_Written task_: Print all of the lines exactly. Any picture among them stays out.

_Input records_:

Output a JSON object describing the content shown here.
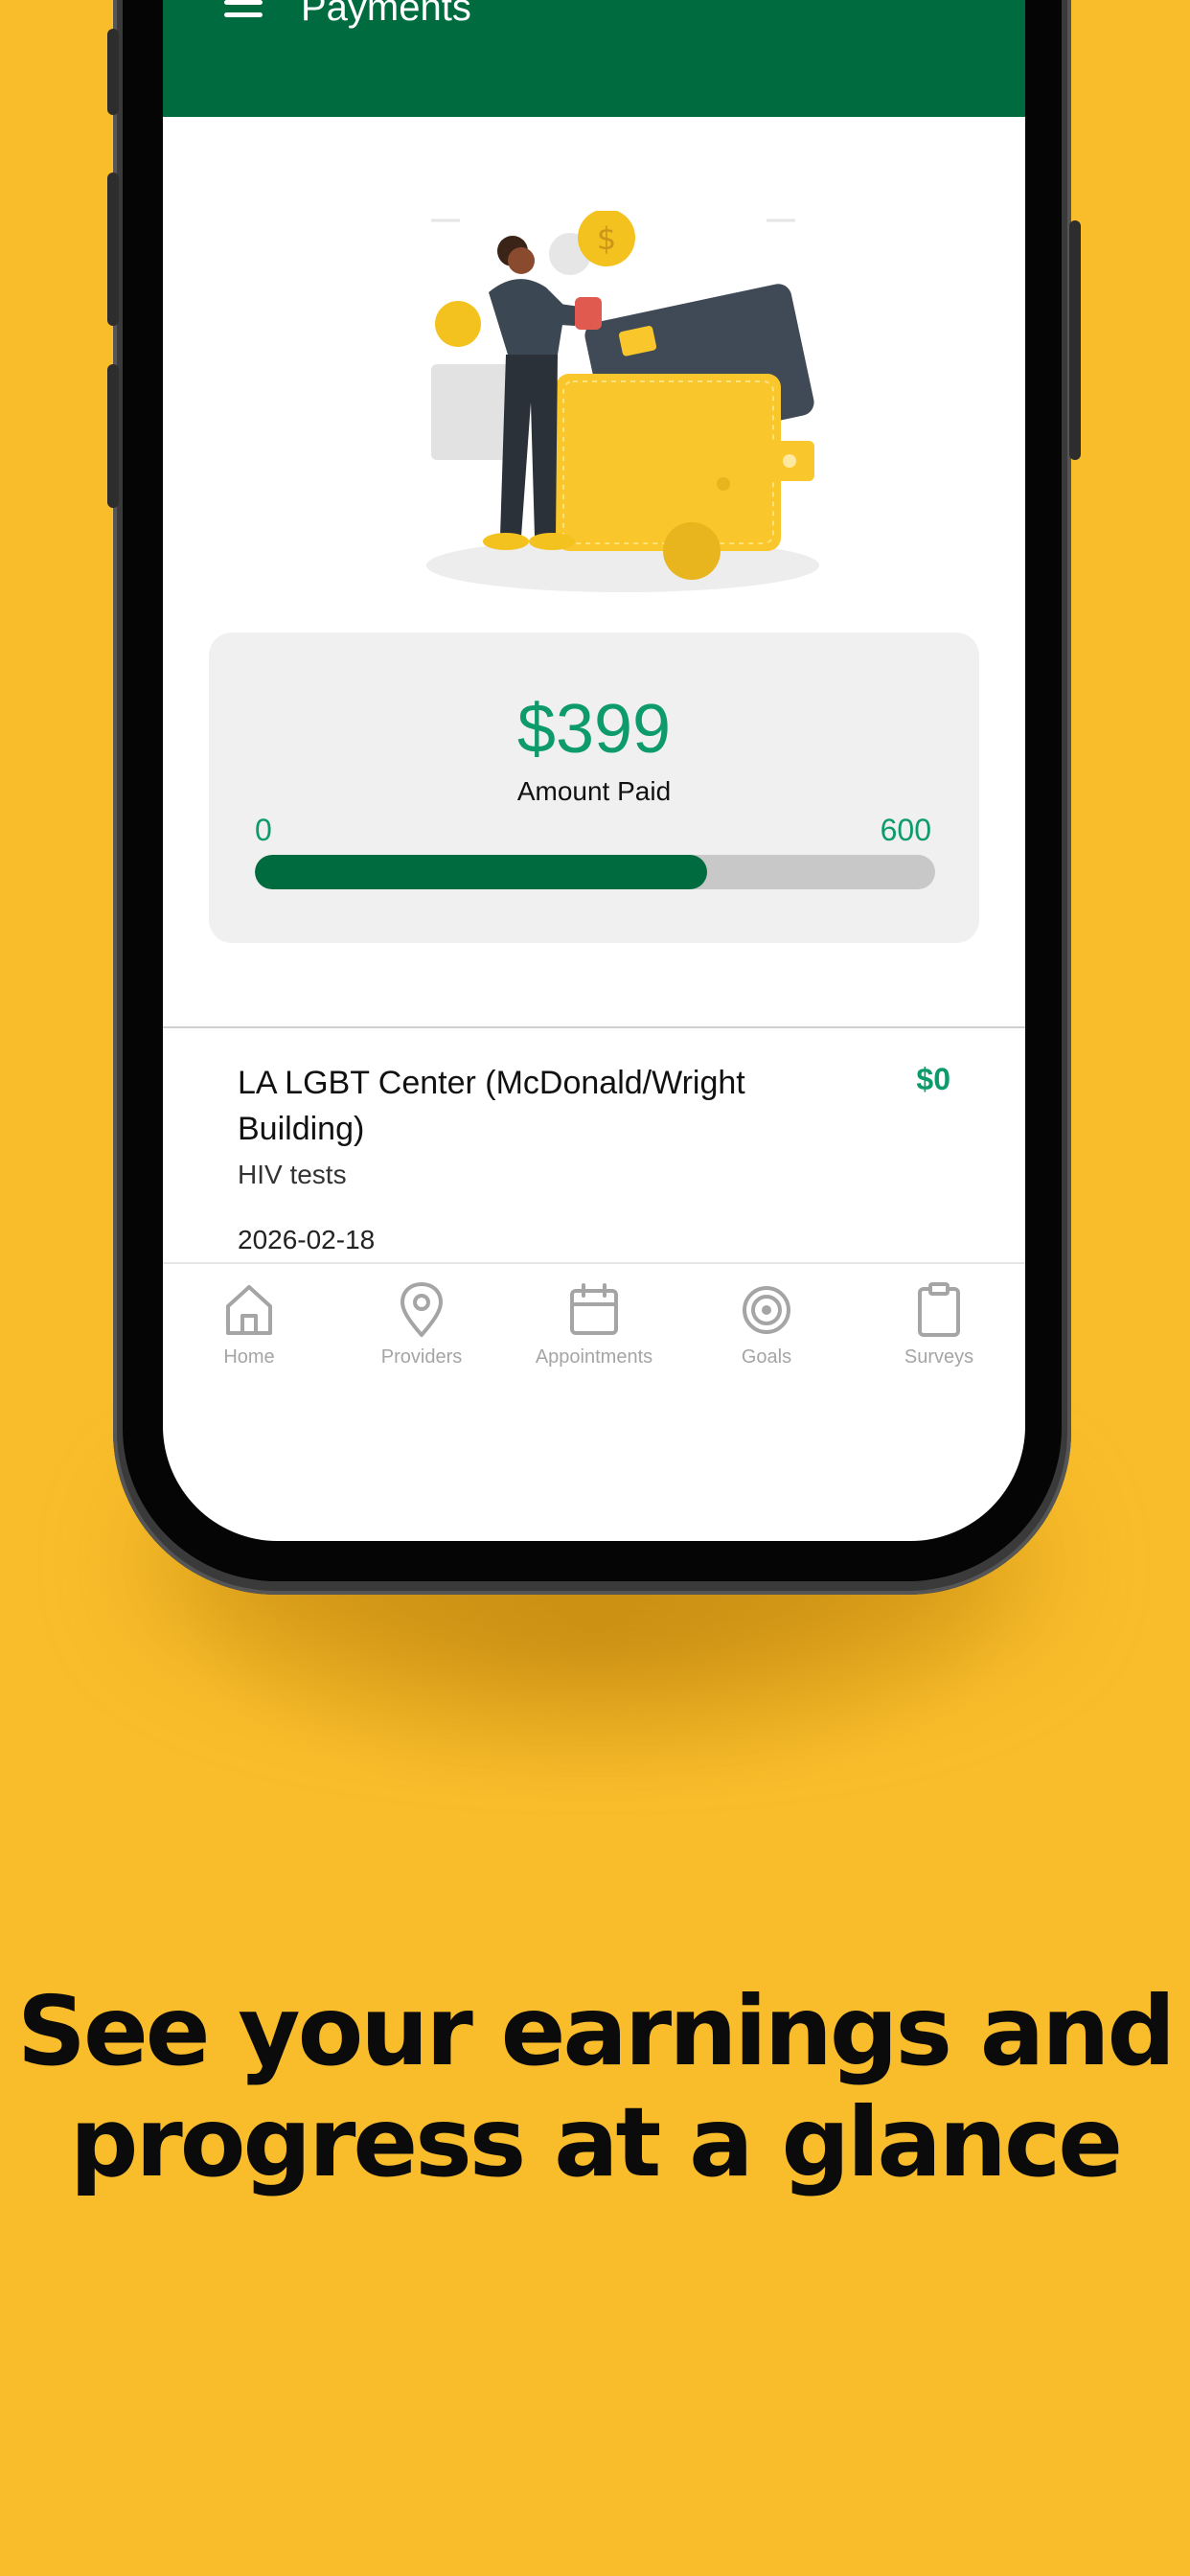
{
  "app": {
    "title": "Payments"
  },
  "summary": {
    "amount": "$399",
    "label": "Amount Paid",
    "range_min": "0",
    "range_max": "600",
    "progress_fraction": 0.665
  },
  "payments": [
    {
      "provider": "LA LGBT Center (McDonald/Wright Building)",
      "amount": "$0",
      "description": "HIV tests",
      "date": "2026-02-18"
    }
  ],
  "nav": {
    "items": [
      {
        "label": "Home",
        "icon": "home-icon"
      },
      {
        "label": "Providers",
        "icon": "map-pin-icon"
      },
      {
        "label": "Appointments",
        "icon": "calendar-icon"
      },
      {
        "label": "Goals",
        "icon": "target-icon"
      },
      {
        "label": "Surveys",
        "icon": "clipboard-icon"
      }
    ]
  },
  "marketing": {
    "headline_line1": "See your earnings and",
    "headline_line2": "progress at a glance"
  },
  "colors": {
    "background": "#F9BD2B",
    "header": "#006B3F",
    "accent": "#0E9B6B",
    "progress_track": "#C8C8C8"
  }
}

_Output for this exercise_:
Output a JSON object describing the content shown here.
{
  "app": {
    "title": "Payments"
  },
  "summary": {
    "amount": "$399",
    "label": "Amount Paid",
    "range_min": "0",
    "range_max": "600",
    "progress_fraction": 0.665
  },
  "payments": [
    {
      "provider": "LA LGBT Center (McDonald/Wright Building)",
      "amount": "$0",
      "description": "HIV tests",
      "date": "2026-02-18"
    }
  ],
  "nav": {
    "items": [
      {
        "label": "Home",
        "icon": "home-icon"
      },
      {
        "label": "Providers",
        "icon": "map-pin-icon"
      },
      {
        "label": "Appointments",
        "icon": "calendar-icon"
      },
      {
        "label": "Goals",
        "icon": "target-icon"
      },
      {
        "label": "Surveys",
        "icon": "clipboard-icon"
      }
    ]
  },
  "marketing": {
    "headline_line1": "See your earnings and",
    "headline_line2": "progress at a glance"
  },
  "colors": {
    "background": "#F9BD2B",
    "header": "#006B3F",
    "accent": "#0E9B6B",
    "progress_track": "#C8C8C8"
  }
}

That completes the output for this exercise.